Figure dataset records:
* * * *

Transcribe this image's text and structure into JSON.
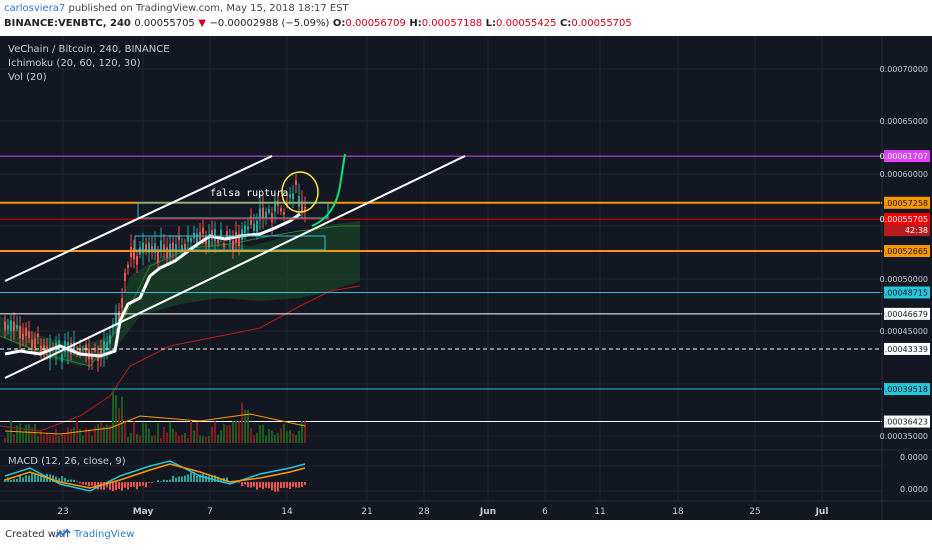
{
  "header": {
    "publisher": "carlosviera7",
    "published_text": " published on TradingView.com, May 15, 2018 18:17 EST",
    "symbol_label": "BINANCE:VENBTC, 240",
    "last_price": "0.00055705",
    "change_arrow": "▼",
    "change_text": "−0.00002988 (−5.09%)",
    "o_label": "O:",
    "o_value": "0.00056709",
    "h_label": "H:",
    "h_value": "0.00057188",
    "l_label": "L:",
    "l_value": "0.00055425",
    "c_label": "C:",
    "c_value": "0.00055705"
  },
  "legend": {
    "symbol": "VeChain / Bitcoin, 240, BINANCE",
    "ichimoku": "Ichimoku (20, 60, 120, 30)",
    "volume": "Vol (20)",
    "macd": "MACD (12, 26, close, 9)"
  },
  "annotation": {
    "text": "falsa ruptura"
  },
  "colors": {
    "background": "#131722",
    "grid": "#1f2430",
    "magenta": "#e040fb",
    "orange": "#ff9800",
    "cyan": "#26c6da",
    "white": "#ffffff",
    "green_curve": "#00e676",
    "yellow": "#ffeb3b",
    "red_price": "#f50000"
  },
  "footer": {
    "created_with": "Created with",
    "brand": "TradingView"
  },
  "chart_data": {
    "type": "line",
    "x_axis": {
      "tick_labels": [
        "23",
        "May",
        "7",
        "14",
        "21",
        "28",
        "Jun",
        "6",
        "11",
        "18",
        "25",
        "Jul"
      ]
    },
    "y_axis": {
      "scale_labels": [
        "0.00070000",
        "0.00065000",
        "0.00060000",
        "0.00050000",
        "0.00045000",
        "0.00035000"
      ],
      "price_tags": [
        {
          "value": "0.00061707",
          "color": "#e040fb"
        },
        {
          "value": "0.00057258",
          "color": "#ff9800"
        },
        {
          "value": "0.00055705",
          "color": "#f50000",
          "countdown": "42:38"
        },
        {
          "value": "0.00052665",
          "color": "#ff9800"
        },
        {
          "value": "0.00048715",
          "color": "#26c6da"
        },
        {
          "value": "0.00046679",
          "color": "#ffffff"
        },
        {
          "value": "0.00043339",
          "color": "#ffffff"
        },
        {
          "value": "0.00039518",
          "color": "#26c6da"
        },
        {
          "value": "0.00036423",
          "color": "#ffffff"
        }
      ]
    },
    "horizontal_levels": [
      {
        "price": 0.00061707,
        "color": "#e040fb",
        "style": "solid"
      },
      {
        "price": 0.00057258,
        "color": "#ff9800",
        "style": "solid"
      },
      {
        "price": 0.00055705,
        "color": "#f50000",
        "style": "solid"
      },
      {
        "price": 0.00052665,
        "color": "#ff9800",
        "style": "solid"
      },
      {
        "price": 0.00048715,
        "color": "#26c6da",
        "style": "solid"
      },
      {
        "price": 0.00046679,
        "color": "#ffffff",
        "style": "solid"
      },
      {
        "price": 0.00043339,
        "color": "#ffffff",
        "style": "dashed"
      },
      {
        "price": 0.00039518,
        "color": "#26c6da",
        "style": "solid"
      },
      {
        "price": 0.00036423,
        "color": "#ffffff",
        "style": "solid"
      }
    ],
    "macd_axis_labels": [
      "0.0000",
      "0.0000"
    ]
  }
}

* * * *

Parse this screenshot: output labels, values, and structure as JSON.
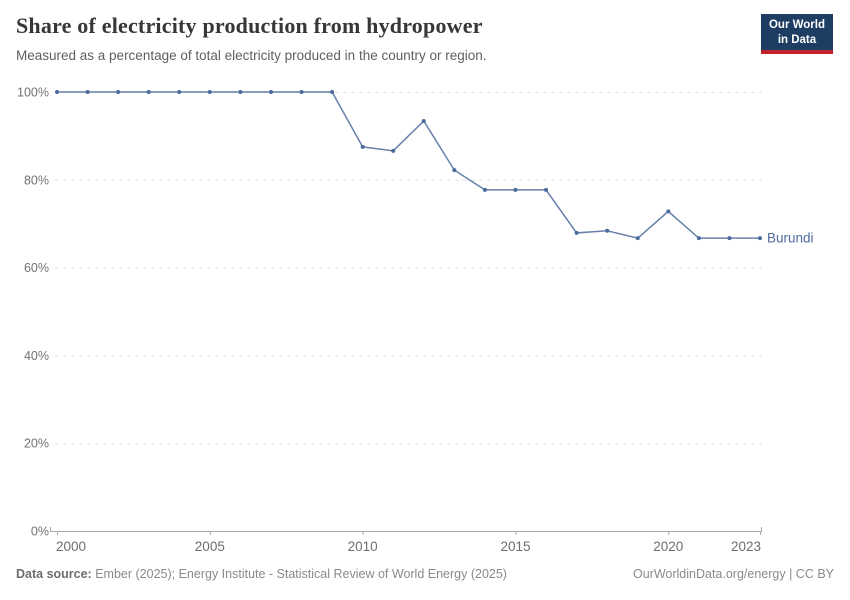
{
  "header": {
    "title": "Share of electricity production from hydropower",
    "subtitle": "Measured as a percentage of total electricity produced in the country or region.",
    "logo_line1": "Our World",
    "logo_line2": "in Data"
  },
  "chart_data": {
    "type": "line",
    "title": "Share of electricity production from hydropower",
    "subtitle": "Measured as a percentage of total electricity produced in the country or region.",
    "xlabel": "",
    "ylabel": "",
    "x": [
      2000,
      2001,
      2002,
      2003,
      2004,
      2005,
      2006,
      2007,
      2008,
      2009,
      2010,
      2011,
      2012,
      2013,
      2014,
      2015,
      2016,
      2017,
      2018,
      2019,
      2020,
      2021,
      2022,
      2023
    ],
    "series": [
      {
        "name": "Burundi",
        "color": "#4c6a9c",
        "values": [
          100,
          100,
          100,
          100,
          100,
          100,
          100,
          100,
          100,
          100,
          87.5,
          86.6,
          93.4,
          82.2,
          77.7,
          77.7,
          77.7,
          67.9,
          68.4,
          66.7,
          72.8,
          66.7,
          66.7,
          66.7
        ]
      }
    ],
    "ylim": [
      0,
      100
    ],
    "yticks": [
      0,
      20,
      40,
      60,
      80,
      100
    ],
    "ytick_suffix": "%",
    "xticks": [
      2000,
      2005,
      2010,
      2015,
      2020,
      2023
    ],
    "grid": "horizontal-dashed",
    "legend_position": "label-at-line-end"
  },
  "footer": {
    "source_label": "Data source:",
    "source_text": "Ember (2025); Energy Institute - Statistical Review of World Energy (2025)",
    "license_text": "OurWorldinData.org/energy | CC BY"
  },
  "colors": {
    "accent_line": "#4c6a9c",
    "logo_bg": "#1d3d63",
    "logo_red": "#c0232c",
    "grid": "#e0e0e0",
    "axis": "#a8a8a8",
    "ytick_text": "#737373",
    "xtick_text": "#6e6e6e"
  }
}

* * * *

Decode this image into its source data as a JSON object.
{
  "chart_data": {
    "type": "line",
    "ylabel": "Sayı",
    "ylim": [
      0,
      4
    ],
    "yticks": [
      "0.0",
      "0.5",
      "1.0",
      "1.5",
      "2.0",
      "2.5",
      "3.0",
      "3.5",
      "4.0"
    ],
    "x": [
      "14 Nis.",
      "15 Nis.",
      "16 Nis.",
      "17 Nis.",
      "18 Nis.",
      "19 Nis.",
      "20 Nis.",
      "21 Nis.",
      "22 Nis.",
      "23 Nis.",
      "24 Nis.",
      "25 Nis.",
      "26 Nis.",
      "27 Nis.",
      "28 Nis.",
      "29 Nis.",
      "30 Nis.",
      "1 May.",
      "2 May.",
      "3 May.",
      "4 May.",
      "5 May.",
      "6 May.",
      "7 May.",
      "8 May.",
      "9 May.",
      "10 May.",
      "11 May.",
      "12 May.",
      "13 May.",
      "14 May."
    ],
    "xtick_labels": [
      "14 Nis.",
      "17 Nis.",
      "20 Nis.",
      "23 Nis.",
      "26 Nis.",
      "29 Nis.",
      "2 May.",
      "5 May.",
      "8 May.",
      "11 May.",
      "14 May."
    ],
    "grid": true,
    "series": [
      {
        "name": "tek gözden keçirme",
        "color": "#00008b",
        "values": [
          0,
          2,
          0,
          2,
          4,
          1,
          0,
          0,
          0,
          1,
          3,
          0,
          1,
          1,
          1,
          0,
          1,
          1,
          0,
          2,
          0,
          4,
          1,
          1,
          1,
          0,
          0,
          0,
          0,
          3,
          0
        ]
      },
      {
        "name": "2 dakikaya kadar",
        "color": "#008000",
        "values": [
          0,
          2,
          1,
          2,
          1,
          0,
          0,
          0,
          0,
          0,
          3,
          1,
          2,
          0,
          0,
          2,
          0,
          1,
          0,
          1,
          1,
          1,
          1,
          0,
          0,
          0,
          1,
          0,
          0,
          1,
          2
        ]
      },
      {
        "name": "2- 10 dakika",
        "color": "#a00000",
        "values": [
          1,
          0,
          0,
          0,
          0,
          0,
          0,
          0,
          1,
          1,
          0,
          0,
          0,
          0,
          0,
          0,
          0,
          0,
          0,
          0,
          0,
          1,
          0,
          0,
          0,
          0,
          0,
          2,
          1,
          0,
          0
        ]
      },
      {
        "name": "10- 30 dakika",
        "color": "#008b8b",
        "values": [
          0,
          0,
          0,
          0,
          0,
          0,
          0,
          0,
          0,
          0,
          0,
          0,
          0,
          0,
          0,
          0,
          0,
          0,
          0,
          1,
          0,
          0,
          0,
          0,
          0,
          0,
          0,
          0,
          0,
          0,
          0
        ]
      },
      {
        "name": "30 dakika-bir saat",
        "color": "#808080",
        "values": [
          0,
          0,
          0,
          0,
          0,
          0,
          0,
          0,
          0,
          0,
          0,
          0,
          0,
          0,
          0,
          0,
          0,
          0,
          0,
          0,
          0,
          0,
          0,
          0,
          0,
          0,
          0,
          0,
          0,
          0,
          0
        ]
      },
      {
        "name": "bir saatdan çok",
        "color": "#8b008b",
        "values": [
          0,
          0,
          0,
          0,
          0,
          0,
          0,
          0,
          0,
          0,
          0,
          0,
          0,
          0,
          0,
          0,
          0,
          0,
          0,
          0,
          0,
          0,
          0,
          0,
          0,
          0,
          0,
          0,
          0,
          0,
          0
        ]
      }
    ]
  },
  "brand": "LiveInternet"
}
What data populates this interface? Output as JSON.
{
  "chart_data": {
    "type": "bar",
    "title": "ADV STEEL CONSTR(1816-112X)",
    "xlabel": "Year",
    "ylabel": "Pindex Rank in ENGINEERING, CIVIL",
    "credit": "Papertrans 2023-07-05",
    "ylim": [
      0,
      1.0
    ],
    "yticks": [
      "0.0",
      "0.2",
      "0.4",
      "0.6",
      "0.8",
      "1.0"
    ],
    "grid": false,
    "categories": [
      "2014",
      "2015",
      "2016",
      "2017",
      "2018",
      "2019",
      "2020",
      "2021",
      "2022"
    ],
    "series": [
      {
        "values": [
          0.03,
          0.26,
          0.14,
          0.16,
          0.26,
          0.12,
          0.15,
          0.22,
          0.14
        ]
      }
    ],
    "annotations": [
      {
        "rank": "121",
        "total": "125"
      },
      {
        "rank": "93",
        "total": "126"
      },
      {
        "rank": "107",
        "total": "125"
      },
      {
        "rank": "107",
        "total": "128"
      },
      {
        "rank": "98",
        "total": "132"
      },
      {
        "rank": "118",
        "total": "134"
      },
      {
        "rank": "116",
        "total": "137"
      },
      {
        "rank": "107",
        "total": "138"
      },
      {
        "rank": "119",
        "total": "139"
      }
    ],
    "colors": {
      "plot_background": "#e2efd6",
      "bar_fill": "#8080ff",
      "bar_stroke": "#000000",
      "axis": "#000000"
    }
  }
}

* * * *

Copy all lines from the material that contain "ylabel".

> **SOLUTION**:
    "ylabel": "",
    "ylabel": "Sayı",
    "ylabel": "Pindex Rank in ENGINEERING, CIVIL",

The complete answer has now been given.